__Your goal__
Tell how many lines include the string "image". Answer with a single number.

-------------------------

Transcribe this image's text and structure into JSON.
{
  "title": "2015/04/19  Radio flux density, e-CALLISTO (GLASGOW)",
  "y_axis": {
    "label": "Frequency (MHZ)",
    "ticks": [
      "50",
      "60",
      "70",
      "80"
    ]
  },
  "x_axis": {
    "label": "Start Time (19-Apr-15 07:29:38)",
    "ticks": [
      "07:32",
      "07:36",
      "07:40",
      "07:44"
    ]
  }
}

-------------------------

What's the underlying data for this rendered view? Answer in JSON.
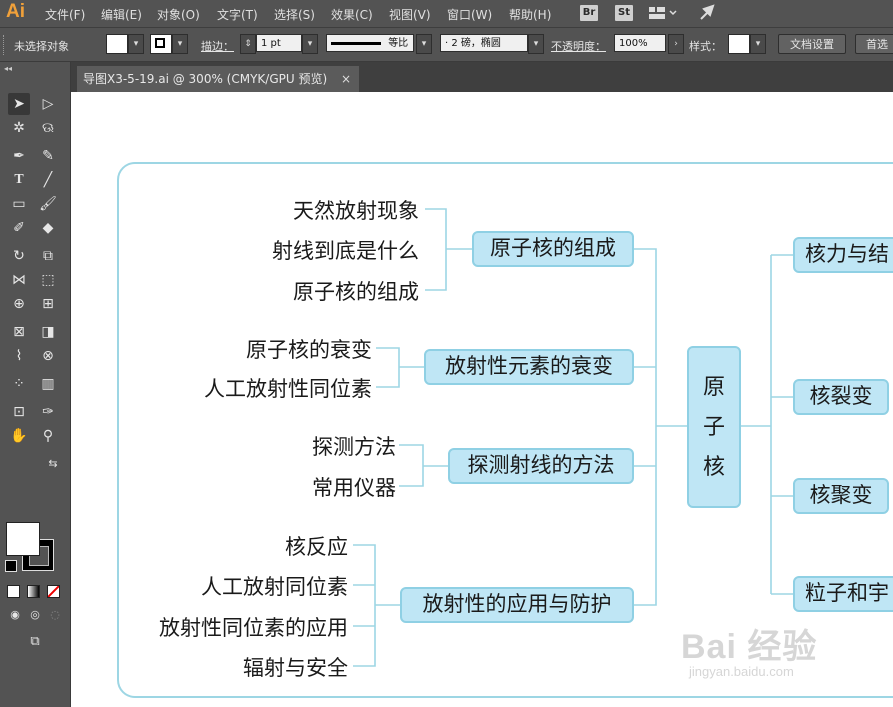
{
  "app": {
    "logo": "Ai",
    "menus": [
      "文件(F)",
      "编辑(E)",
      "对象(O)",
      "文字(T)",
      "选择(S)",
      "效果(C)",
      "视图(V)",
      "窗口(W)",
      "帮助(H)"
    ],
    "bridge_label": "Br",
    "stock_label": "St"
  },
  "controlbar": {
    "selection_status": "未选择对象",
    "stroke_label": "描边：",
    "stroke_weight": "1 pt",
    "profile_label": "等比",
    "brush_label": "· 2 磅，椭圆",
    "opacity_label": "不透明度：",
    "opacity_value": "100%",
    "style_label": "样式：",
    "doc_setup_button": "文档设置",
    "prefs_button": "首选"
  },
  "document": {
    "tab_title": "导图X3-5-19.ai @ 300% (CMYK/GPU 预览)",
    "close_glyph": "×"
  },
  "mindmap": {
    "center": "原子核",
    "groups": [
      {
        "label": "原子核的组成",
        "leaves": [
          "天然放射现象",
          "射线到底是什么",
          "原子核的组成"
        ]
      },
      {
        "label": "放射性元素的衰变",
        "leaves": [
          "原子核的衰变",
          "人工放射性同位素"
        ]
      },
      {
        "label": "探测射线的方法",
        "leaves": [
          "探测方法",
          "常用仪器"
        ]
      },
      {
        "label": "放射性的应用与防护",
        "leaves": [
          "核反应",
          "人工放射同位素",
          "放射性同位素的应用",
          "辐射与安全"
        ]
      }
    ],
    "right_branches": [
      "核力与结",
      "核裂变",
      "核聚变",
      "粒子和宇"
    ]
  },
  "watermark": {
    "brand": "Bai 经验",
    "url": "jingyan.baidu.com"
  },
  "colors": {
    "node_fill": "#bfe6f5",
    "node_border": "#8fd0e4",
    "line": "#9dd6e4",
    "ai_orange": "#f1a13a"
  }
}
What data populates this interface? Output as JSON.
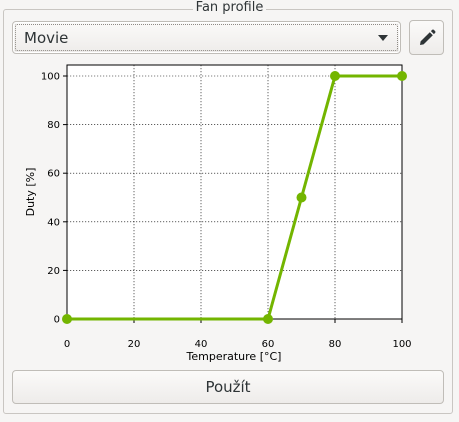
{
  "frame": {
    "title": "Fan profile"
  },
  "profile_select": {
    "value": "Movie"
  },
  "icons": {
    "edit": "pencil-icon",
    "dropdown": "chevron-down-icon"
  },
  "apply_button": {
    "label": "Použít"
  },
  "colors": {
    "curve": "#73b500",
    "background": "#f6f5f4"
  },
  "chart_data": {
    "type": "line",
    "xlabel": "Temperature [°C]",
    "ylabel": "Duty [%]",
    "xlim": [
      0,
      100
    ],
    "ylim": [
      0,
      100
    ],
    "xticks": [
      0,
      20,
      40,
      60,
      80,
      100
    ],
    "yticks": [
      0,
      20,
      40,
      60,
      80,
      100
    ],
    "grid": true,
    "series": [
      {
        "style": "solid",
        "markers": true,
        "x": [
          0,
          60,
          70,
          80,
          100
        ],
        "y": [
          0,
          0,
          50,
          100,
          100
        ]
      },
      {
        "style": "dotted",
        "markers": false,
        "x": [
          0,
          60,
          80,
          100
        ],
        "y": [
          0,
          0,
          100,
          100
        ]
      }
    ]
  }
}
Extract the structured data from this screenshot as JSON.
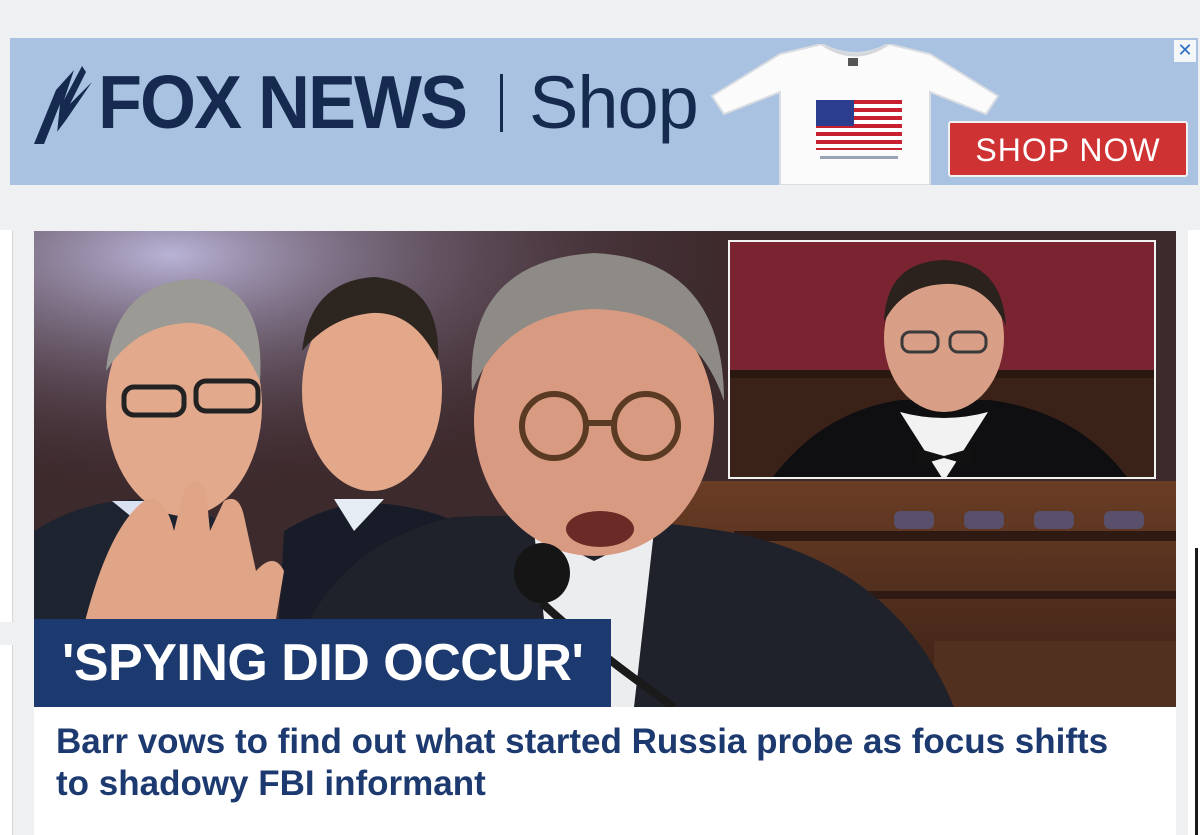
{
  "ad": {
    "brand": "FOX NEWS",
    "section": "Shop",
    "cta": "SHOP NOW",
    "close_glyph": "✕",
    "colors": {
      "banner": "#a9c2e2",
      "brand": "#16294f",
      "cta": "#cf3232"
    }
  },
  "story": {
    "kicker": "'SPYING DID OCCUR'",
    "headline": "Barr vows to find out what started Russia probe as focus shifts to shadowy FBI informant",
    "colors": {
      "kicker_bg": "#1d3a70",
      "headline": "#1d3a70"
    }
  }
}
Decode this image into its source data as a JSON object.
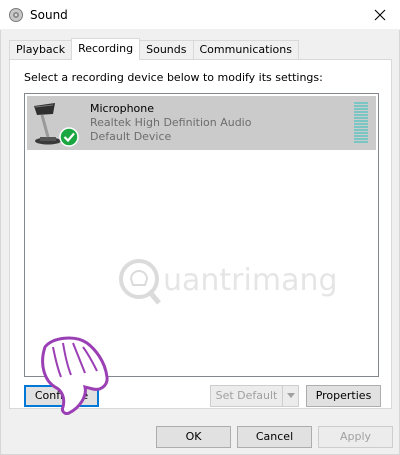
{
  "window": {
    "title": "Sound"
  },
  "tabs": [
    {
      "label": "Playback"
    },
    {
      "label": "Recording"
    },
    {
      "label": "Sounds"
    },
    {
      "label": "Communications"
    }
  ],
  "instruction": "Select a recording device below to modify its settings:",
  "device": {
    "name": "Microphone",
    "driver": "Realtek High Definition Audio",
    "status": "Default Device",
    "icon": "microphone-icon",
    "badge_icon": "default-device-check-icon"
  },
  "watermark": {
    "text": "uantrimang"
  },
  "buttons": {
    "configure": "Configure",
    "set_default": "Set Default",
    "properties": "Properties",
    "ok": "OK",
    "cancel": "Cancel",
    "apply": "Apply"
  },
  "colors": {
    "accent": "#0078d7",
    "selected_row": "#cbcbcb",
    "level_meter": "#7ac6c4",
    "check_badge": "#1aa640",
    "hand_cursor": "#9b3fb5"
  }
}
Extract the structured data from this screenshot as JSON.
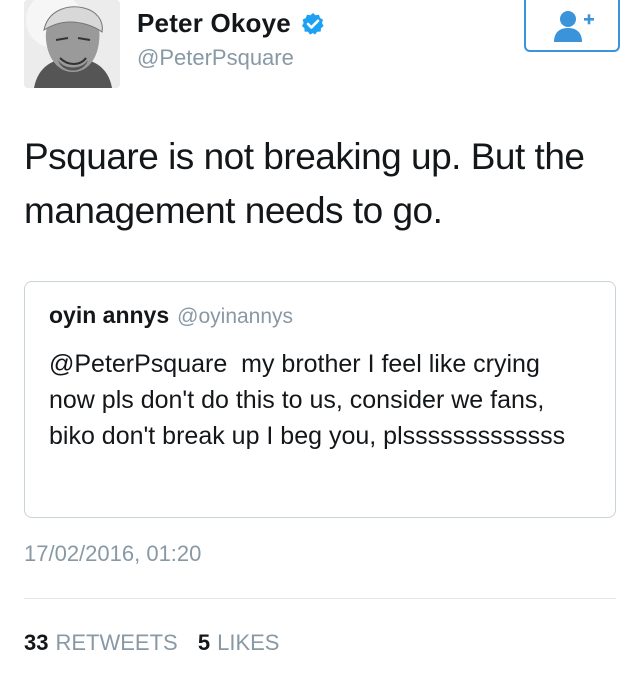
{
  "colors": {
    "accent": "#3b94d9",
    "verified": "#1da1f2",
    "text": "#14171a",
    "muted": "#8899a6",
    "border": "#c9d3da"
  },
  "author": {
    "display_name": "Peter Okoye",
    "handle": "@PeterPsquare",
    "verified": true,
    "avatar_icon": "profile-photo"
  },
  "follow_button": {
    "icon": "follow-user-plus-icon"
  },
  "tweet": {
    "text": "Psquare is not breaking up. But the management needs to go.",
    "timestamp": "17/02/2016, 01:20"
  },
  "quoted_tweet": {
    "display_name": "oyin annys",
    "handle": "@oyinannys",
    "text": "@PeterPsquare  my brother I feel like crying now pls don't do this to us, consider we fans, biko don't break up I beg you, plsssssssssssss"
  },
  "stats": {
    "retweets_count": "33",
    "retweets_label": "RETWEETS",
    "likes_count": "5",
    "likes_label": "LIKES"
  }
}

-------------------------

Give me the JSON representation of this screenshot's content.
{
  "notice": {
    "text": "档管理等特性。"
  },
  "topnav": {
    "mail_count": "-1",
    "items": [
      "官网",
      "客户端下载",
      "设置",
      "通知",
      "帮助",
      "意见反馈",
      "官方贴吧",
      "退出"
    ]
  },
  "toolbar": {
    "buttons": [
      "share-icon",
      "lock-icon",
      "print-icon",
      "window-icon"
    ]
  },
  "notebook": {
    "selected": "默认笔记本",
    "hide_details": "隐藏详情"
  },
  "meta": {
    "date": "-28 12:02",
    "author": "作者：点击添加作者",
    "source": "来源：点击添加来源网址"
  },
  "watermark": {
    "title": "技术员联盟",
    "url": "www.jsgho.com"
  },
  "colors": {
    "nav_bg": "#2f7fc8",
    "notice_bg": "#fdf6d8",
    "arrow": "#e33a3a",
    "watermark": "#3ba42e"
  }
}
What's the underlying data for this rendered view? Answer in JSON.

-------------------------

__Full output__
2